>> BEGIN Supplied data

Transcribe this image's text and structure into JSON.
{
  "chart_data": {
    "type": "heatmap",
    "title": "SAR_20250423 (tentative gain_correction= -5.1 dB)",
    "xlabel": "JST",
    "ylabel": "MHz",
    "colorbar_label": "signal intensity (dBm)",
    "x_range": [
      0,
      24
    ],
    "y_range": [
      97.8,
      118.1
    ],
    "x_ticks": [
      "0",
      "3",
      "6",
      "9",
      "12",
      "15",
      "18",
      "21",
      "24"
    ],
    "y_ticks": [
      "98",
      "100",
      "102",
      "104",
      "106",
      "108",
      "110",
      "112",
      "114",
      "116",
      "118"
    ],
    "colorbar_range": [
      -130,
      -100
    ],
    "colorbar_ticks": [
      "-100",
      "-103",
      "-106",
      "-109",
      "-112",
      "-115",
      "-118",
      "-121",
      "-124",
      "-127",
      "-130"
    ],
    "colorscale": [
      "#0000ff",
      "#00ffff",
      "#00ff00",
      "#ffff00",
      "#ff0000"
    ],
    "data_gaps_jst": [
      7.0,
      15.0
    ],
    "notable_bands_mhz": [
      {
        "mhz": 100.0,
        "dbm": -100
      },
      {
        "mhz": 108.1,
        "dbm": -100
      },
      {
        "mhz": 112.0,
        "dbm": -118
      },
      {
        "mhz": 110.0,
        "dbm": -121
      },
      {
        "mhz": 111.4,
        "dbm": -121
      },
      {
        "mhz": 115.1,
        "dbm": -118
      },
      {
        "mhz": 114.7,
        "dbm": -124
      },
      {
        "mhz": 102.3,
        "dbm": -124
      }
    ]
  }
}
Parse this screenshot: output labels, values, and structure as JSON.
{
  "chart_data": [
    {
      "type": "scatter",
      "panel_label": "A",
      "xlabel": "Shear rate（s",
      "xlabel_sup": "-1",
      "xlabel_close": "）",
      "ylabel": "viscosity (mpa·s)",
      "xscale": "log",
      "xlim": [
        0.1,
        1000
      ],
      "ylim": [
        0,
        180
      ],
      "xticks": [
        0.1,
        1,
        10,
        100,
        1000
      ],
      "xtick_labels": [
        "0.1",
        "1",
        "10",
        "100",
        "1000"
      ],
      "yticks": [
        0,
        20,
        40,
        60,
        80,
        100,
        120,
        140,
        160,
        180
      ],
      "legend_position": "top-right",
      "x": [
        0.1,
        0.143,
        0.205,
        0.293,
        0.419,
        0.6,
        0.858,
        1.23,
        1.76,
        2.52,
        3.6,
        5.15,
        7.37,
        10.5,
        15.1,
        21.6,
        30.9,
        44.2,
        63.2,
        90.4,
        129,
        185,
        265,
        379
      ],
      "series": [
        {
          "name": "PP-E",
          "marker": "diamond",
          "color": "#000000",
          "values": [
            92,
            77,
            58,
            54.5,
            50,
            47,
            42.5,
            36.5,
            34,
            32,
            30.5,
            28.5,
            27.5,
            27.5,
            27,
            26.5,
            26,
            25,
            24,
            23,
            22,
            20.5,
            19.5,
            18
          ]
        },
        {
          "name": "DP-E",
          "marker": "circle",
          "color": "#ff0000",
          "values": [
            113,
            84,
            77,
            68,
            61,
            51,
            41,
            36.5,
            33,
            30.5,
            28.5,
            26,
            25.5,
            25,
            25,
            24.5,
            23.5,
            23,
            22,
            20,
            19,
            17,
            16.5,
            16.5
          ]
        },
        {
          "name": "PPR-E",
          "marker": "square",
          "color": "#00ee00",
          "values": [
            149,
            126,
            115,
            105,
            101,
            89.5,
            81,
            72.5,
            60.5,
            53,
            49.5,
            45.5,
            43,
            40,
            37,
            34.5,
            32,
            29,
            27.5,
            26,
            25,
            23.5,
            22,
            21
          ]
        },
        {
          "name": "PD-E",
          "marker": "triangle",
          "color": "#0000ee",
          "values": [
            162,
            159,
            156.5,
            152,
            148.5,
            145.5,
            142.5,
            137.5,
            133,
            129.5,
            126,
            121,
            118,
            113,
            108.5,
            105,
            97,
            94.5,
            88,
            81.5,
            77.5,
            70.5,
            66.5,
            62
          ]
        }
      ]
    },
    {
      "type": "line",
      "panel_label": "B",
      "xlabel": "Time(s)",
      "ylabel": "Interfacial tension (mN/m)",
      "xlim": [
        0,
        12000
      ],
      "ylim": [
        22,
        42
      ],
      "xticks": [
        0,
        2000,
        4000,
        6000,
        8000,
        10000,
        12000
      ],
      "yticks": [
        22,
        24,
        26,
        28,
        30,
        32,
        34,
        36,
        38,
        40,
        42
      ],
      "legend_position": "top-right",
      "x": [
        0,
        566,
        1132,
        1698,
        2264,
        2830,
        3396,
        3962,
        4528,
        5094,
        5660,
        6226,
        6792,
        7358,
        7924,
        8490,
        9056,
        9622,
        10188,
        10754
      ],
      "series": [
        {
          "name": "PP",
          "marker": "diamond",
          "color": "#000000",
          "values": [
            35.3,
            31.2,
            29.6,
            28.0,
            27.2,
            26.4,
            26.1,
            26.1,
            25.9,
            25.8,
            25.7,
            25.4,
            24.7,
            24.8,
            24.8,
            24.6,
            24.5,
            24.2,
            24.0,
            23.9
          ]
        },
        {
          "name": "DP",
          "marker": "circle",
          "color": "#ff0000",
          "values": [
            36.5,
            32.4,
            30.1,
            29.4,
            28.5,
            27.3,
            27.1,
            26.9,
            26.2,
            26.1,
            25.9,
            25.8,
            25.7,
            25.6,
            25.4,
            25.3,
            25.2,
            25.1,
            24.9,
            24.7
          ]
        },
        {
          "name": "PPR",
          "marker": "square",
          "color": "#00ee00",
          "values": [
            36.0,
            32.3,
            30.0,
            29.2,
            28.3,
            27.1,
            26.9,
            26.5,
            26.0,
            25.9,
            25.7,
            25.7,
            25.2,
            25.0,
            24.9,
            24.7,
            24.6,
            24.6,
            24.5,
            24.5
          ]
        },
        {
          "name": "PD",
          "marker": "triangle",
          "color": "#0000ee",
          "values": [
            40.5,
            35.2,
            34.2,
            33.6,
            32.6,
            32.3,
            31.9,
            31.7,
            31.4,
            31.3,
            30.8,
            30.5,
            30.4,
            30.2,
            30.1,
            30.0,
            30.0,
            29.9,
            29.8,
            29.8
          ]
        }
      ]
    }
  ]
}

>> END Supplied data

* **Required work**: All of the records must be repeated exactly.

* **Solution**:
Transcribe this image's text and structure into JSON.
{
  "chart_data": {
    "type": "heatmap",
    "title": "SAR_20250423 (tentative gain_correction= -5.1 dB)",
    "xlabel": "JST",
    "ylabel": "MHz",
    "colorbar_label": "signal intensity (dBm)",
    "x_range": [
      0,
      24
    ],
    "y_range": [
      97.8,
      118.1
    ],
    "x_ticks": [
      "0",
      "3",
      "6",
      "9",
      "12",
      "15",
      "18",
      "21",
      "24"
    ],
    "y_ticks": [
      "98",
      "100",
      "102",
      "104",
      "106",
      "108",
      "110",
      "112",
      "114",
      "116",
      "118"
    ],
    "colorbar_range": [
      -130,
      -100
    ],
    "colorbar_ticks": [
      "-100",
      "-103",
      "-106",
      "-109",
      "-112",
      "-115",
      "-118",
      "-121",
      "-124",
      "-127",
      "-130"
    ],
    "colorscale": [
      "#0000ff",
      "#00ffff",
      "#00ff00",
      "#ffff00",
      "#ff0000"
    ],
    "data_gaps_jst": [
      7.0,
      15.0
    ],
    "notable_bands_mhz": [
      {
        "mhz": 100.0,
        "dbm": -100
      },
      {
        "mhz": 108.1,
        "dbm": -100
      },
      {
        "mhz": 112.0,
        "dbm": -118
      },
      {
        "mhz": 110.0,
        "dbm": -121
      },
      {
        "mhz": 111.4,
        "dbm": -121
      },
      {
        "mhz": 115.1,
        "dbm": -118
      },
      {
        "mhz": 114.7,
        "dbm": -124
      },
      {
        "mhz": 102.3,
        "dbm": -124
      }
    ]
  }
}
Parse this screenshot: output labels, values, and structure as JSON.
{
  "chart_data": [
    {
      "type": "scatter",
      "panel_label": "A",
      "xlabel": "Shear rate（s",
      "xlabel_sup": "-1",
      "xlabel_close": "）",
      "ylabel": "viscosity (mpa·s)",
      "xscale": "log",
      "xlim": [
        0.1,
        1000
      ],
      "ylim": [
        0,
        180
      ],
      "xticks": [
        0.1,
        1,
        10,
        100,
        1000
      ],
      "xtick_labels": [
        "0.1",
        "1",
        "10",
        "100",
        "1000"
      ],
      "yticks": [
        0,
        20,
        40,
        60,
        80,
        100,
        120,
        140,
        160,
        180
      ],
      "legend_position": "top-right",
      "x": [
        0.1,
        0.143,
        0.205,
        0.293,
        0.419,
        0.6,
        0.858,
        1.23,
        1.76,
        2.52,
        3.6,
        5.15,
        7.37,
        10.5,
        15.1,
        21.6,
        30.9,
        44.2,
        63.2,
        90.4,
        129,
        185,
        265,
        379
      ],
      "series": [
        {
          "name": "PP-E",
          "marker": "diamond",
          "color": "#000000",
          "values": [
            92,
            77,
            58,
            54.5,
            50,
            47,
            42.5,
            36.5,
            34,
            32,
            30.5,
            28.5,
            27.5,
            27.5,
            27,
            26.5,
            26,
            25,
            24,
            23,
            22,
            20.5,
            19.5,
            18
          ]
        },
        {
          "name": "DP-E",
          "marker": "circle",
          "color": "#ff0000",
          "values": [
            113,
            84,
            77,
            68,
            61,
            51,
            41,
            36.5,
            33,
            30.5,
            28.5,
            26,
            25.5,
            25,
            25,
            24.5,
            23.5,
            23,
            22,
            20,
            19,
            17,
            16.5,
            16.5
          ]
        },
        {
          "name": "PPR-E",
          "marker": "square",
          "color": "#00ee00",
          "values": [
            149,
            126,
            115,
            105,
            101,
            89.5,
            81,
            72.5,
            60.5,
            53,
            49.5,
            45.5,
            43,
            40,
            37,
            34.5,
            32,
            29,
            27.5,
            26,
            25,
            23.5,
            22,
            21
          ]
        },
        {
          "name": "PD-E",
          "marker": "triangle",
          "color": "#0000ee",
          "values": [
            162,
            159,
            156.5,
            152,
            148.5,
            145.5,
            142.5,
            137.5,
            133,
            129.5,
            126,
            121,
            118,
            113,
            108.5,
            105,
            97,
            94.5,
            88,
            81.5,
            77.5,
            70.5,
            66.5,
            62
          ]
        }
      ]
    },
    {
      "type": "line",
      "panel_label": "B",
      "xlabel": "Time(s)",
      "ylabel": "Interfacial tension (mN/m)",
      "xlim": [
        0,
        12000
      ],
      "ylim": [
        22,
        42
      ],
      "xticks": [
        0,
        2000,
        4000,
        6000,
        8000,
        10000,
        12000
      ],
      "yticks": [
        22,
        24,
        26,
        28,
        30,
        32,
        34,
        36,
        38,
        40,
        42
      ],
      "legend_position": "top-right",
      "x": [
        0,
        566,
        1132,
        1698,
        2264,
        2830,
        3396,
        3962,
        4528,
        5094,
        5660,
        6226,
        6792,
        7358,
        7924,
        8490,
        9056,
        9622,
        10188,
        10754
      ],
      "series": [
        {
          "name": "PP",
          "marker": "diamond",
          "color": "#000000",
          "values": [
            35.3,
            31.2,
            29.6,
            28.0,
            27.2,
            26.4,
            26.1,
            26.1,
            25.9,
            25.8,
            25.7,
            25.4,
            24.7,
            24.8,
            24.8,
            24.6,
            24.5,
            24.2,
            24.0,
            23.9
          ]
        },
        {
          "name": "DP",
          "marker": "circle",
          "color": "#ff0000",
          "values": [
            36.5,
            32.4,
            30.1,
            29.4,
            28.5,
            27.3,
            27.1,
            26.9,
            26.2,
            26.1,
            25.9,
            25.8,
            25.7,
            25.6,
            25.4,
            25.3,
            25.2,
            25.1,
            24.9,
            24.7
          ]
        },
        {
          "name": "PPR",
          "marker": "square",
          "color": "#00ee00",
          "values": [
            36.0,
            32.3,
            30.0,
            29.2,
            28.3,
            27.1,
            26.9,
            26.5,
            26.0,
            25.9,
            25.7,
            25.7,
            25.2,
            25.0,
            24.9,
            24.7,
            24.6,
            24.6,
            24.5,
            24.5
          ]
        },
        {
          "name": "PD",
          "marker": "triangle",
          "color": "#0000ee",
          "values": [
            40.5,
            35.2,
            34.2,
            33.6,
            32.6,
            32.3,
            31.9,
            31.7,
            31.4,
            31.3,
            30.8,
            30.5,
            30.4,
            30.2,
            30.1,
            30.0,
            30.0,
            29.9,
            29.8,
            29.8
          ]
        }
      ]
    }
  ]
}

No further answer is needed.